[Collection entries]
▼

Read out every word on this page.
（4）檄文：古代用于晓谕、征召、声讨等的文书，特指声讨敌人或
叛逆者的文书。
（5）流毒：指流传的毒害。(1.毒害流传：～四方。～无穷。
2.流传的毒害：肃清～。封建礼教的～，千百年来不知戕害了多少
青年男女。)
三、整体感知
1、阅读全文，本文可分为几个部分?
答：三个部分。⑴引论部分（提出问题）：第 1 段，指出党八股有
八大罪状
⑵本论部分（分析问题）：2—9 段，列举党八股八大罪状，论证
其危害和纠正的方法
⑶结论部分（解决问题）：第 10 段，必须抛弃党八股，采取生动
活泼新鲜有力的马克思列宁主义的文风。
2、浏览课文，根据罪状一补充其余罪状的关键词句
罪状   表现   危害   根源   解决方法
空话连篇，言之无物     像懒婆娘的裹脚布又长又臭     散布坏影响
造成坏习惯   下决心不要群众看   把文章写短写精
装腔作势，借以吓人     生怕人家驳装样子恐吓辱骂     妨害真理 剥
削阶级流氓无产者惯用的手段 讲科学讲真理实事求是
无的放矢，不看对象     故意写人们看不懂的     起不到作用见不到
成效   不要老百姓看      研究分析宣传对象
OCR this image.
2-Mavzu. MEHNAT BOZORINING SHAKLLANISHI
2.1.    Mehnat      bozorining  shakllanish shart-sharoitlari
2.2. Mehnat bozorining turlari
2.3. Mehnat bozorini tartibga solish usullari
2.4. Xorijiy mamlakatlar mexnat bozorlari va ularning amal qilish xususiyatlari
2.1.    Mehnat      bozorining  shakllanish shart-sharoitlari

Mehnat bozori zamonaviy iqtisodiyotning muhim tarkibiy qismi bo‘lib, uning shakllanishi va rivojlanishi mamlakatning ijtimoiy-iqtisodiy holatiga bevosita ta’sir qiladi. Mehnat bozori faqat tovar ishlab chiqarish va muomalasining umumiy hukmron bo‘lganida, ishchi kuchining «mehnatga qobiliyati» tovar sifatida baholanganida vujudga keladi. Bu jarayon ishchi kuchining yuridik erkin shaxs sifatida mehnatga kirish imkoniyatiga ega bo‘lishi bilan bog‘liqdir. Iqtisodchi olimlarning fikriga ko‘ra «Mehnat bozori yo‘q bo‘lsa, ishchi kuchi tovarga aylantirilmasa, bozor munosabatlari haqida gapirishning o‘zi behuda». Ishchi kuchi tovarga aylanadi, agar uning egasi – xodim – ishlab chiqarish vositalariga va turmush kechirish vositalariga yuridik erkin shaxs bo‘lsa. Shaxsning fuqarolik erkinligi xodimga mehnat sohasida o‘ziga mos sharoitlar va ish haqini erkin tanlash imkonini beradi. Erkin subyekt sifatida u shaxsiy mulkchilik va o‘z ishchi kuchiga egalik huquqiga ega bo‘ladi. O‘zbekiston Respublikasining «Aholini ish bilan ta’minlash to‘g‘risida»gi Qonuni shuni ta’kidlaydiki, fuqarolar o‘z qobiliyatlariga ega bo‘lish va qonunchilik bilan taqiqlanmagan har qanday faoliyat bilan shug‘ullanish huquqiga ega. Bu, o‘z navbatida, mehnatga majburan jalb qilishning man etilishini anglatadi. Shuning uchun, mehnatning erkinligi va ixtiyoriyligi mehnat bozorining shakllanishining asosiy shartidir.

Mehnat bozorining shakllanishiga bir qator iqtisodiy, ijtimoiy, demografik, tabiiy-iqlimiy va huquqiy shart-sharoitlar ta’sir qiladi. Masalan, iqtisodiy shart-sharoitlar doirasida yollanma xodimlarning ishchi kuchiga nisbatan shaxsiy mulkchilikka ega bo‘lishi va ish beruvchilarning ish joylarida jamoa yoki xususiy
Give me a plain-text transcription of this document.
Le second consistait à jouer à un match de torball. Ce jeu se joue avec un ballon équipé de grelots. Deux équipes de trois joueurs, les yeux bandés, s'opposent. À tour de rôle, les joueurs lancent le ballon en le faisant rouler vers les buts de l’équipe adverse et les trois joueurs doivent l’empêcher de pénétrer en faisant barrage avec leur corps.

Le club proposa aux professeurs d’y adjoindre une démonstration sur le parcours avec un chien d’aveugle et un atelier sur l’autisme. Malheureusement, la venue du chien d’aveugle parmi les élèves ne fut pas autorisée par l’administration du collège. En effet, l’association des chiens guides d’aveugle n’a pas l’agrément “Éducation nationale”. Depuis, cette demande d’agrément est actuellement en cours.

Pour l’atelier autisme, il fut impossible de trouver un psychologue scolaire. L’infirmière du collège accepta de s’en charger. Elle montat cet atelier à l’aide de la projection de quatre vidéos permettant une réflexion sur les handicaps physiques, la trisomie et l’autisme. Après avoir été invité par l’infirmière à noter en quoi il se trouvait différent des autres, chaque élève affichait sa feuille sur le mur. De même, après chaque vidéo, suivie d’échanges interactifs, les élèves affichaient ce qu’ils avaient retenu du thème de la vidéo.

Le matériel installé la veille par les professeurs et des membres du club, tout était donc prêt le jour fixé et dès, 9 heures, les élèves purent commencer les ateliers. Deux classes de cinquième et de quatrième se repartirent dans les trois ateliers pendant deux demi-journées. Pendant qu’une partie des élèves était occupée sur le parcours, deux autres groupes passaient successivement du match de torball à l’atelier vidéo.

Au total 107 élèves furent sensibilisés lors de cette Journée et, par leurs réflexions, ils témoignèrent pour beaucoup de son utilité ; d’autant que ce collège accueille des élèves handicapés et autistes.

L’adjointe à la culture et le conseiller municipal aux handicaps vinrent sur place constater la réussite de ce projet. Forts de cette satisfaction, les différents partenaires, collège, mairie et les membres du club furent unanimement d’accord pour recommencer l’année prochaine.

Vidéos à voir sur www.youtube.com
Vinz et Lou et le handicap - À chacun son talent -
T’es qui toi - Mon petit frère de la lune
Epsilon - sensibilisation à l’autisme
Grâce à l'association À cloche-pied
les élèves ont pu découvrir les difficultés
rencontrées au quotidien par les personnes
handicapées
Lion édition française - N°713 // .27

▲

§ WRITTEN REQUEST: Each record must be returned exactly as it is written.

§ COMPLETE OUTPUT:
Read out every word on this page.
（4）檄文：古代用于晓谕、征召、声讨等的文书，特指声讨敌人或
叛逆者的文书。
（5）流毒：指流传的毒害。(1.毒害流传：～四方。～无穷。
2.流传的毒害：肃清～。封建礼教的～，千百年来不知戕害了多少
青年男女。)
三、整体感知
1、阅读全文，本文可分为几个部分?
答：三个部分。⑴引论部分（提出问题）：第 1 段，指出党八股有
八大罪状
⑵本论部分（分析问题）：2—9 段，列举党八股八大罪状，论证
其危害和纠正的方法
⑶结论部分（解决问题）：第 10 段，必须抛弃党八股，采取生动
活泼新鲜有力的马克思列宁主义的文风。
2、浏览课文，根据罪状一补充其余罪状的关键词句
罪状   表现   危害   根源   解决方法
空话连篇，言之无物     像懒婆娘的裹脚布又长又臭     散布坏影响
造成坏习惯   下决心不要群众看   把文章写短写精
装腔作势，借以吓人     生怕人家驳装样子恐吓辱骂     妨害真理 剥
削阶级流氓无产者惯用的手段 讲科学讲真理实事求是
无的放矢，不看对象     故意写人们看不懂的     起不到作用见不到
成效   不要老百姓看      研究分析宣传对象
OCR this image.
2-Mavzu. MEHNAT BOZORINING SHAKLLANISHI
2.1.    Mehnat      bozorining  shakllanish shart-sharoitlari
2.2. Mehnat bozorining turlari
2.3. Mehnat bozorini tartibga solish usullari
2.4. Xorijiy mamlakatlar mexnat bozorlari va ularning amal qilish xususiyatlari
2.1.    Mehnat      bozorining  shakllanish shart-sharoitlari

Mehnat bozori zamonaviy iqtisodiyotning muhim tarkibiy qismi bo‘lib, uning shakllanishi va rivojlanishi mamlakatning ijtimoiy-iqtisodiy holatiga bevosita ta’sir qiladi. Mehnat bozori faqat tovar ishlab chiqarish va muomalasining umumiy hukmron bo‘lganida, ishchi kuchining «mehnatga qobiliyati» tovar sifatida baholanganida vujudga keladi. Bu jarayon ishchi kuchining yuridik erkin shaxs sifatida mehnatga kirish imkoniyatiga ega bo‘lishi bilan bog‘liqdir. Iqtisodchi olimlarning fikriga ko‘ra «Mehnat bozori yo‘q bo‘lsa, ishchi kuchi tovarga aylantirilmasa, bozor munosabatlari haqida gapirishning o‘zi behuda». Ishchi kuchi tovarga aylanadi, agar uning egasi – xodim – ishlab chiqarish vositalariga va turmush kechirish vositalariga yuridik erkin shaxs bo‘lsa. Shaxsning fuqarolik erkinligi xodimga mehnat sohasida o‘ziga mos sharoitlar va ish haqini erkin tanlash imkonini beradi. Erkin subyekt sifatida u shaxsiy mulkchilik va o‘z ishchi kuchiga egalik huquqiga ega bo‘ladi. O‘zbekiston Respublikasining «Aholini ish bilan ta’minlash to‘g‘risida»gi Qonuni shuni ta’kidlaydiki, fuqarolar o‘z qobiliyatlariga ega bo‘lish va qonunchilik bilan taqiqlanmagan har qanday faoliyat bilan shug‘ullanish huquqiga ega. Bu, o‘z navbatida, mehnatga majburan jalb qilishning man etilishini anglatadi. Shuning uchun, mehnatning erkinligi va ixtiyoriyligi mehnat bozorining shakllanishining asosiy shartidir.

Mehnat bozorining shakllanishiga bir qator iqtisodiy, ijtimoiy, demografik, tabiiy-iqlimiy va huquqiy shart-sharoitlar ta’sir qiladi. Masalan, iqtisodiy shart-sharoitlar doirasida yollanma xodimlarning ishchi kuchiga nisbatan shaxsiy mulkchilikka ega bo‘lishi va ish beruvchilarning ish joylarida jamoa yoki xususiy
Give me a plain-text transcription of this document.
Le second consistait à jouer à un match de torball. Ce jeu se joue avec un ballon équipé de grelots. Deux équipes de trois joueurs, les yeux bandés, s'opposent. À tour de rôle, les joueurs lancent le ballon en le faisant rouler vers les buts de l’équipe adverse et les trois joueurs doivent l’empêcher de pénétrer en faisant barrage avec leur corps.

Le club proposa aux professeurs d’y adjoindre une démonstration sur le parcours avec un chien d’aveugle et un atelier sur l’autisme. Malheureusement, la venue du chien d’aveugle parmi les élèves ne fut pas autorisée par l’administration du collège. En effet, l’association des chiens guides d’aveugle n’a pas l’agrément “Éducation nationale”. Depuis, cette demande d’agrément est actuellement en cours.

Pour l’atelier autisme, il fut impossible de trouver un psychologue scolaire. L’infirmière du collège accepta de s’en charger. Elle montat cet atelier à l’aide de la projection de quatre vidéos permettant une réflexion sur les handicaps physiques, la trisomie et l’autisme. Après avoir été invité par l’infirmière à noter en quoi il se trouvait différent des autres, chaque élève affichait sa feuille sur le mur. De même, après chaque vidéo, suivie d’échanges interactifs, les élèves affichaient ce qu’ils avaient retenu du thème de la vidéo.

Le matériel installé la veille par les professeurs et des membres du club, tout était donc prêt le jour fixé et dès, 9 heures, les élèves purent commencer les ateliers. Deux classes de cinquième et de quatrième se repartirent dans les trois ateliers pendant deux demi-journées. Pendant qu’une partie des élèves était occupée sur le parcours, deux autres groupes passaient successivement du match de torball à l’atelier vidéo.

Au total 107 élèves furent sensibilisés lors de cette Journée et, par leurs réflexions, ils témoignèrent pour beaucoup de son utilité ; d’autant que ce collège accueille des élèves handicapés et autistes.

L’adjointe à la culture et le conseiller municipal aux handicaps vinrent sur place constater la réussite de ce projet. Forts de cette satisfaction, les différents partenaires, collège, mairie et les membres du club furent unanimement d’accord pour recommencer l’année prochaine.

Vidéos à voir sur www.youtube.com
Vinz et Lou et le handicap - À chacun son talent -
T’es qui toi - Mon petit frère de la lune
Epsilon - sensibilisation à l’autisme
Grâce à l'association À cloche-pied
les élèves ont pu découvrir les difficultés
rencontrées au quotidien par les personnes
handicapées
Lion édition française - N°713 // .27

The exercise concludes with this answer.